[Collected data entries]
....
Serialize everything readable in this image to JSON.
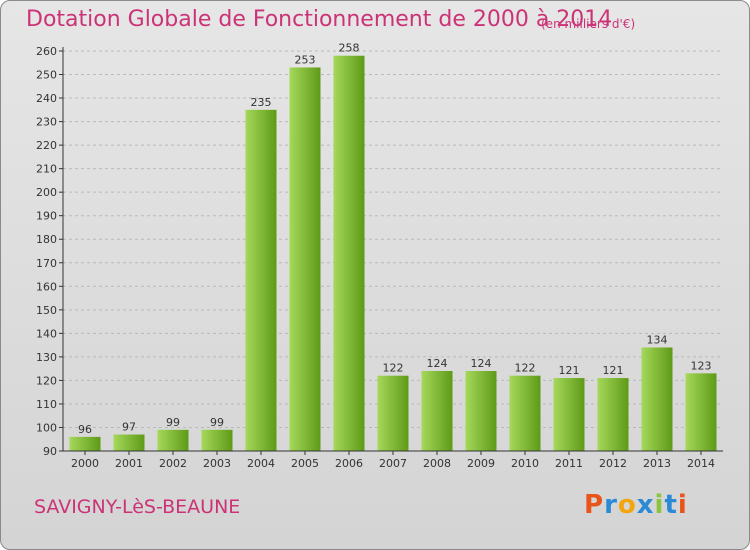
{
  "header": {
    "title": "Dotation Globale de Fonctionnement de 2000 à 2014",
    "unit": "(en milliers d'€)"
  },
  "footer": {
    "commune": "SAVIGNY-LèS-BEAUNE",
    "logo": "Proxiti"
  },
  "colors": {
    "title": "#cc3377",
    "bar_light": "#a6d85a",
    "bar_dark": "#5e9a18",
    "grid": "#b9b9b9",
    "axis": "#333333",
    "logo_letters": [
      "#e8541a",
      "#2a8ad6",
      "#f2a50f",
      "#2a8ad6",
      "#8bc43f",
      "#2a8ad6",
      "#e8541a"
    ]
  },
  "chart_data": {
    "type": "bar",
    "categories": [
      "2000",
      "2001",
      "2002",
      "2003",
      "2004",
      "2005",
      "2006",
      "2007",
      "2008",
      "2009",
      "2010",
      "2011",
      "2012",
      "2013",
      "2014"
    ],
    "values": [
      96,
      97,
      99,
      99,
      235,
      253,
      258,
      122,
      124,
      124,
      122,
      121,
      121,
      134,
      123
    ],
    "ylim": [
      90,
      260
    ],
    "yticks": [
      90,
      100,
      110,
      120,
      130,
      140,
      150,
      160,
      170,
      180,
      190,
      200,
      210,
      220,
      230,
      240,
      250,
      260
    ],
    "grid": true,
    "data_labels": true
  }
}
....
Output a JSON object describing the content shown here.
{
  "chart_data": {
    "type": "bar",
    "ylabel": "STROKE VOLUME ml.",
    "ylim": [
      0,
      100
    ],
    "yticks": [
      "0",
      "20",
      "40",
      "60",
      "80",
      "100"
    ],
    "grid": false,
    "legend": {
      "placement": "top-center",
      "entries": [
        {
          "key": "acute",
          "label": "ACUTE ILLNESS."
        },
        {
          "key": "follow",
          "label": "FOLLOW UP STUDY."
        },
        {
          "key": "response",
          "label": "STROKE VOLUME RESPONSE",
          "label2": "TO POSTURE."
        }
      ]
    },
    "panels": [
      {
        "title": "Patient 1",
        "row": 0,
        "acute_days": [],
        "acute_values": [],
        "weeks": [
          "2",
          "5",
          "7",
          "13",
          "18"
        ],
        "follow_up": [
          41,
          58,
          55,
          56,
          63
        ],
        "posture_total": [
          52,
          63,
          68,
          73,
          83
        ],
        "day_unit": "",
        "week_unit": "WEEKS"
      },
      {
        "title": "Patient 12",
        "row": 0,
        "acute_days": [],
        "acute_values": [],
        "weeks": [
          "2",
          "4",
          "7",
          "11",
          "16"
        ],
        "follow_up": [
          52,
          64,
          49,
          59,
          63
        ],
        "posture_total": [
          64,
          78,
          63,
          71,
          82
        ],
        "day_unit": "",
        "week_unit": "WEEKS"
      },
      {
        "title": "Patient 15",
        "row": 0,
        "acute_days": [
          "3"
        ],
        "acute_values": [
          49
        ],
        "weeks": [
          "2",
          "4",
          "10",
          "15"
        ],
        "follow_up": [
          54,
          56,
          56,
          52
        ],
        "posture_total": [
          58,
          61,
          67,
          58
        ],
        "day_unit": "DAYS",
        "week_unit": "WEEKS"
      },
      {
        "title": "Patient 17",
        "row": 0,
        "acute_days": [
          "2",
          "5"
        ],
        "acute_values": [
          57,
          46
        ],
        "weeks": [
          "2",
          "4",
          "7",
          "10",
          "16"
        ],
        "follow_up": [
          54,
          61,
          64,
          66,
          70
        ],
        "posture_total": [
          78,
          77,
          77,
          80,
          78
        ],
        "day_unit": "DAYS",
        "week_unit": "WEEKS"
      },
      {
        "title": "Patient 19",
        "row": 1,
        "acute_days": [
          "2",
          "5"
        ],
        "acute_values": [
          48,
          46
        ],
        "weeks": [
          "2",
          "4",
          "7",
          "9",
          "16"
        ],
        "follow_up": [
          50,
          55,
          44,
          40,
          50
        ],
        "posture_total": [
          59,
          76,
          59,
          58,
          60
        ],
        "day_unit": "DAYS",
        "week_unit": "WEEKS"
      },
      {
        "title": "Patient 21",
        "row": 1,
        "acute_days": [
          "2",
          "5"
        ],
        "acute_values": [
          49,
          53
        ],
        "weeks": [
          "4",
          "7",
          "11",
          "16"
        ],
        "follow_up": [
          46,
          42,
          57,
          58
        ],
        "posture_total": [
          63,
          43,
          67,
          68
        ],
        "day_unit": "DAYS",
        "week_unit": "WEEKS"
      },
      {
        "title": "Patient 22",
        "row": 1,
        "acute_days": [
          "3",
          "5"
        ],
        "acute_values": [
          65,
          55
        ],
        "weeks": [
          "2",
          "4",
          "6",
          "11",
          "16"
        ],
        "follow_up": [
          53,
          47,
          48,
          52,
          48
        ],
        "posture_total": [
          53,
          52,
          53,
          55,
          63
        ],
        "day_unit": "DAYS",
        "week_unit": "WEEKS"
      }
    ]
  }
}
....
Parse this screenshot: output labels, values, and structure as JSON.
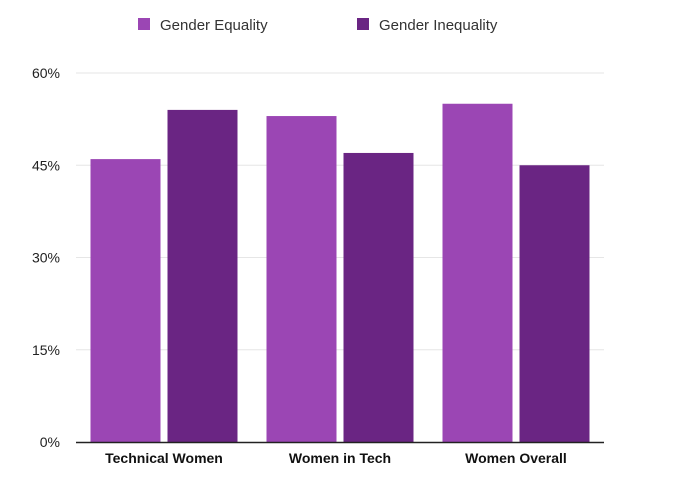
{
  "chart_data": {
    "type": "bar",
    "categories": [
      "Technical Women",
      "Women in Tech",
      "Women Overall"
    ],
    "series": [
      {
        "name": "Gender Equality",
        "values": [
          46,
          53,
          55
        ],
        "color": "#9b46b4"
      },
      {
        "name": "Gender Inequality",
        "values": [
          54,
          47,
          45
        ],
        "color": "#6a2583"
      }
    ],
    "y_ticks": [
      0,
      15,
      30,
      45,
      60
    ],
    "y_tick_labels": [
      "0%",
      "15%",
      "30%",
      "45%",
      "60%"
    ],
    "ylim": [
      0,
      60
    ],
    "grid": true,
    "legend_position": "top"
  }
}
....
Copy all lines from the material that hold "this".

- EXPECTED OUTPUT:
Serialize everything readable in this image to JSON.
Parse this screenshot: output labels, values, and structure as JSON.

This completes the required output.